## Start
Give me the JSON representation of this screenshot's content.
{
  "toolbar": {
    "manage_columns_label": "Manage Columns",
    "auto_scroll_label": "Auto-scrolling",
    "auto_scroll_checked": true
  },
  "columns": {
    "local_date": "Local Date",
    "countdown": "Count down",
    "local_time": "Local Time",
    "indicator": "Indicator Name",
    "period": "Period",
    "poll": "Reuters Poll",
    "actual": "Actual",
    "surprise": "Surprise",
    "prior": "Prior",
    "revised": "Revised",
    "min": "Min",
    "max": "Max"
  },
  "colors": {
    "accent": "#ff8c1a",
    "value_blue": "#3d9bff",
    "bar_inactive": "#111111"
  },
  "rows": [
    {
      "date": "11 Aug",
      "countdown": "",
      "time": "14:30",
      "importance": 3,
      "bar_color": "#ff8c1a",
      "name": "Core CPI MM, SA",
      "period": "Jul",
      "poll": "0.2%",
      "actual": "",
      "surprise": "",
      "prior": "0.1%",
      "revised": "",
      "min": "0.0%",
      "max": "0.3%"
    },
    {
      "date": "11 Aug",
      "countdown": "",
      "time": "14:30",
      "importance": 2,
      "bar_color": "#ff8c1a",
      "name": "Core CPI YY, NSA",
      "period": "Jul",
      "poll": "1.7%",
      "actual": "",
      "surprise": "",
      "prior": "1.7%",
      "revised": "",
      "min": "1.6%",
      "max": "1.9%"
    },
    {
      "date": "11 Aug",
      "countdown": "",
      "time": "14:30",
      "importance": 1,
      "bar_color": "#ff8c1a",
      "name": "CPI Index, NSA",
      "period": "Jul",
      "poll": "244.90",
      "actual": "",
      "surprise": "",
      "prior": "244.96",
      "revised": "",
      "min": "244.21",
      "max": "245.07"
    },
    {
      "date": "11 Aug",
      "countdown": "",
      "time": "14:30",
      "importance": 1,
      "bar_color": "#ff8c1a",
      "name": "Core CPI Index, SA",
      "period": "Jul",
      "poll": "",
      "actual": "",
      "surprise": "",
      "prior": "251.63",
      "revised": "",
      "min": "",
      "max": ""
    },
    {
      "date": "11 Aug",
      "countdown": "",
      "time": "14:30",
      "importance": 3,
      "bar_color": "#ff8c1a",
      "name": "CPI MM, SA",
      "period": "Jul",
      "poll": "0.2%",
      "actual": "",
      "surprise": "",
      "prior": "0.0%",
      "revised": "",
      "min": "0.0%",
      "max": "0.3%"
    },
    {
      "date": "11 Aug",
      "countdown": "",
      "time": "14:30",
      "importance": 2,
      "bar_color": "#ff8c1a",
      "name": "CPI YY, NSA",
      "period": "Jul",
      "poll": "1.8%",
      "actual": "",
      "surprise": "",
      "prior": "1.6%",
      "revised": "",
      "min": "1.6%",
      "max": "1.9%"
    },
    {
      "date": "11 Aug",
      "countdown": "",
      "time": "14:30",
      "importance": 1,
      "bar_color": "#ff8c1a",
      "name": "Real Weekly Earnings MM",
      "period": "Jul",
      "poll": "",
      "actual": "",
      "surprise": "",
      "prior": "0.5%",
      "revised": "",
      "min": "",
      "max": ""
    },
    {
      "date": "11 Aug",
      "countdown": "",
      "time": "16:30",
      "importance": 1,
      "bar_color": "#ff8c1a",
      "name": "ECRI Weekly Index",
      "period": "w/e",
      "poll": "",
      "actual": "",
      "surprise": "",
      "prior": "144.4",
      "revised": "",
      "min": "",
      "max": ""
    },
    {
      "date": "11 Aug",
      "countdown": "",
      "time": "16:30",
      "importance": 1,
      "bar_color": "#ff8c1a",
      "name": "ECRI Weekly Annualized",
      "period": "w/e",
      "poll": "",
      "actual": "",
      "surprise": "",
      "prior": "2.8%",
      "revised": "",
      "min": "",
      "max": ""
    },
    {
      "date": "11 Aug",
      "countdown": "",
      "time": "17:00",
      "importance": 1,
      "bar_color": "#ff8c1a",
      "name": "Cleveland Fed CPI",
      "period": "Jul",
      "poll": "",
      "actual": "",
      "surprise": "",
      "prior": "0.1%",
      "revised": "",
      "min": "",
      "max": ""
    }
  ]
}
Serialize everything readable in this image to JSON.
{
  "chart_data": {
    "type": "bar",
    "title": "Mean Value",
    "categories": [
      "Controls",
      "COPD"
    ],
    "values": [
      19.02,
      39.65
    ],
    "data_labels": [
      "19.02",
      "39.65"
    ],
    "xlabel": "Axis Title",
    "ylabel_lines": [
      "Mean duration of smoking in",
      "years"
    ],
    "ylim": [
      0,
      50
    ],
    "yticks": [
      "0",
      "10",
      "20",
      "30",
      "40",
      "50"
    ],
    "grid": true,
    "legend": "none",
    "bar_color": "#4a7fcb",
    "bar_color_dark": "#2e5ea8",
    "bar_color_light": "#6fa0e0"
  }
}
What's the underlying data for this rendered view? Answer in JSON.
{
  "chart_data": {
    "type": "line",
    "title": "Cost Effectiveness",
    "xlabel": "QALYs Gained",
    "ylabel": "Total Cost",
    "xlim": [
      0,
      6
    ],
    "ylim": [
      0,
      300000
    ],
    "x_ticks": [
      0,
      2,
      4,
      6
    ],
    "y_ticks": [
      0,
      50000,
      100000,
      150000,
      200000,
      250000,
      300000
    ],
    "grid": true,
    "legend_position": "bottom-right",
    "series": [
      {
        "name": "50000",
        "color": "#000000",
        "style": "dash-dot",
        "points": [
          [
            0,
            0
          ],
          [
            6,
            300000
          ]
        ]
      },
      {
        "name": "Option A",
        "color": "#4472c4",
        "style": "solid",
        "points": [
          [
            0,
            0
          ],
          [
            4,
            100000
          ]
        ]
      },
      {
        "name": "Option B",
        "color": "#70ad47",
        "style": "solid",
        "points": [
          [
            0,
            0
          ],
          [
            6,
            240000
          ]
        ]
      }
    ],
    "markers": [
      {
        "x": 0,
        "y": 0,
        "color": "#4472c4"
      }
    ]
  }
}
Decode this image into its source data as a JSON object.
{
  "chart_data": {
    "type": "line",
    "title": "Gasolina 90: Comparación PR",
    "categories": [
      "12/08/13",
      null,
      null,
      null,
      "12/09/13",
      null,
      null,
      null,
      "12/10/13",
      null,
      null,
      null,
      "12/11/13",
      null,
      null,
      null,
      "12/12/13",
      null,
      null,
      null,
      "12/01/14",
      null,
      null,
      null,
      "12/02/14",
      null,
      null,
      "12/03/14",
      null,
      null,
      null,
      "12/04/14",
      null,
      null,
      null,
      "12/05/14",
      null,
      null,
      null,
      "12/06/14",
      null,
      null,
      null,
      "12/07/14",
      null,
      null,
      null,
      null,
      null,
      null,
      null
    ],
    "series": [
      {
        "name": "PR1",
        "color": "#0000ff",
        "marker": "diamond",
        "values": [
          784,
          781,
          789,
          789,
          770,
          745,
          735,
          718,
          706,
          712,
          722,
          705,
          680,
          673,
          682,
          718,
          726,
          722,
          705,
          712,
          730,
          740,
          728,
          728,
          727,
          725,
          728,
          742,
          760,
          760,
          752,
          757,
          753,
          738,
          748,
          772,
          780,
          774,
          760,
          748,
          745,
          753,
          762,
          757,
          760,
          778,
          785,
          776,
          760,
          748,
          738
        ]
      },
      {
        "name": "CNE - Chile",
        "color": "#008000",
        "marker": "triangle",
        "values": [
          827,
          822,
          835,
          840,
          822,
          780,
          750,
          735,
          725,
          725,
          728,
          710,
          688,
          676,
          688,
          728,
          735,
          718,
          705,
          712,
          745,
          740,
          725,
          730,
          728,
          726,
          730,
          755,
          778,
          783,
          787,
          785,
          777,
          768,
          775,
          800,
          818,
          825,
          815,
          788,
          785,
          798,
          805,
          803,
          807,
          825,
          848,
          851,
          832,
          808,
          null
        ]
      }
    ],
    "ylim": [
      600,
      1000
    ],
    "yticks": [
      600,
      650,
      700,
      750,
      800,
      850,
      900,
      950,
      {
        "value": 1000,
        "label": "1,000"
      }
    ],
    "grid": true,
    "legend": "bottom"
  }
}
## End
Gather each line in the data that holds the string "Local".

    "local_date": "Local Date",
    "local_time": "Local Time",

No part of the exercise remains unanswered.